Data items:
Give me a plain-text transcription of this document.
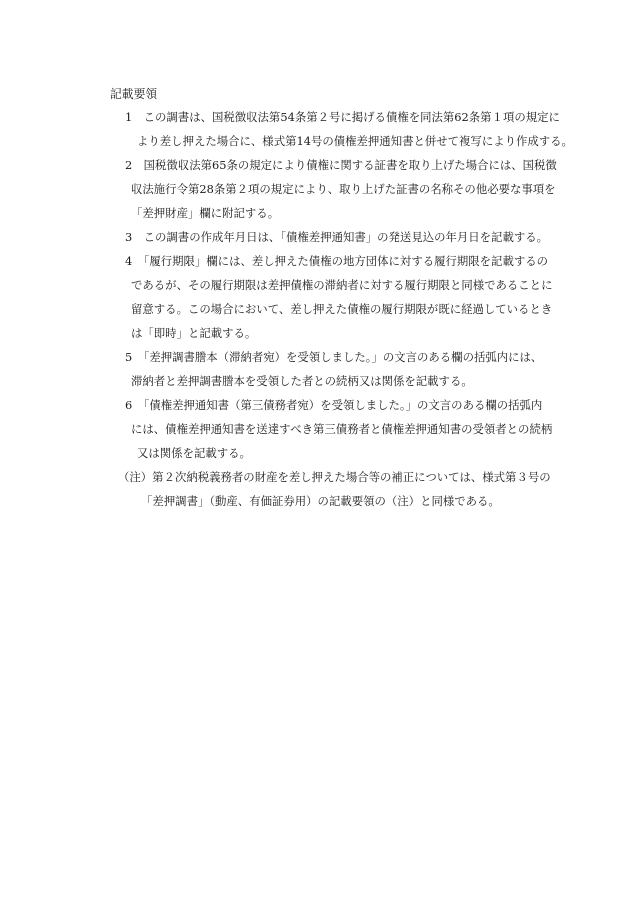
記載要領
1　この調書は、国税徴収法第54条第２号に掲げる債権を同法第62条第１項の規定に
より差し押えた場合に、様式第14号の債権差押通知書と併せて複写により作成する。
2　国税徴収法第65条の規定により債権に関する証書を取り上げた場合には、国税徴
収法施行令第28条第２項の規定により、取り上げた証書の名称その他必要な事項を
「差押財産」欄に附記する。
3　この調書の作成年月日は、「債権差押通知書」の発送見込の年月日を記載する。
4　「履行期限」欄には、差し押えた債権の地方団体に対する履行期限を記載するの
であるが、その履行期限は差押債権の滞納者に対する履行期限と同様であることに
留意する。この場合において、差し押えた債権の履行期限が既に経過しているとき
は「即時」と記載する。
5　「差押調書謄本（滞納者宛）を受領しました。」の文言のある欄の括弧内には、
滞納者と差押調書謄本を受領した者との続柄又は関係を記載する。
6　「債権差押通知書（第三債務者宛）を受領しました。」の文言のある欄の括弧内
には、債権差押通知書を送達すべき第三債務者と債権差押通知書の受領者との続柄
又は関係を記載する。
（注）第２次納税義務者の財産を差し押えた場合等の補正については、様式第３号の
「差押調書」（動産、有価証券用）の記載要領の（注）と同様である。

● Task details: Copy all of the entries verbatim, leaving out any pictures they contain.

● Answer below:
Give me a plain-text transcription of this document.
記載要領
1　この調書は、国税徴収法第54条第２号に掲げる債権を同法第62条第１項の規定に
より差し押えた場合に、様式第14号の債権差押通知書と併せて複写により作成する。
2　国税徴収法第65条の規定により債権に関する証書を取り上げた場合には、国税徴
収法施行令第28条第２項の規定により、取り上げた証書の名称その他必要な事項を
「差押財産」欄に附記する。
3　この調書の作成年月日は、「債権差押通知書」の発送見込の年月日を記載する。
4　「履行期限」欄には、差し押えた債権の地方団体に対する履行期限を記載するの
であるが、その履行期限は差押債権の滞納者に対する履行期限と同様であることに
留意する。この場合において、差し押えた債権の履行期限が既に経過しているとき
は「即時」と記載する。
5　「差押調書謄本（滞納者宛）を受領しました。」の文言のある欄の括弧内には、
滞納者と差押調書謄本を受領した者との続柄又は関係を記載する。
6　「債権差押通知書（第三債務者宛）を受領しました。」の文言のある欄の括弧内
には、債権差押通知書を送達すべき第三債務者と債権差押通知書の受領者との続柄
又は関係を記載する。
（注）第２次納税義務者の財産を差し押えた場合等の補正については、様式第３号の
「差押調書」（動産、有価証券用）の記載要領の（注）と同様である。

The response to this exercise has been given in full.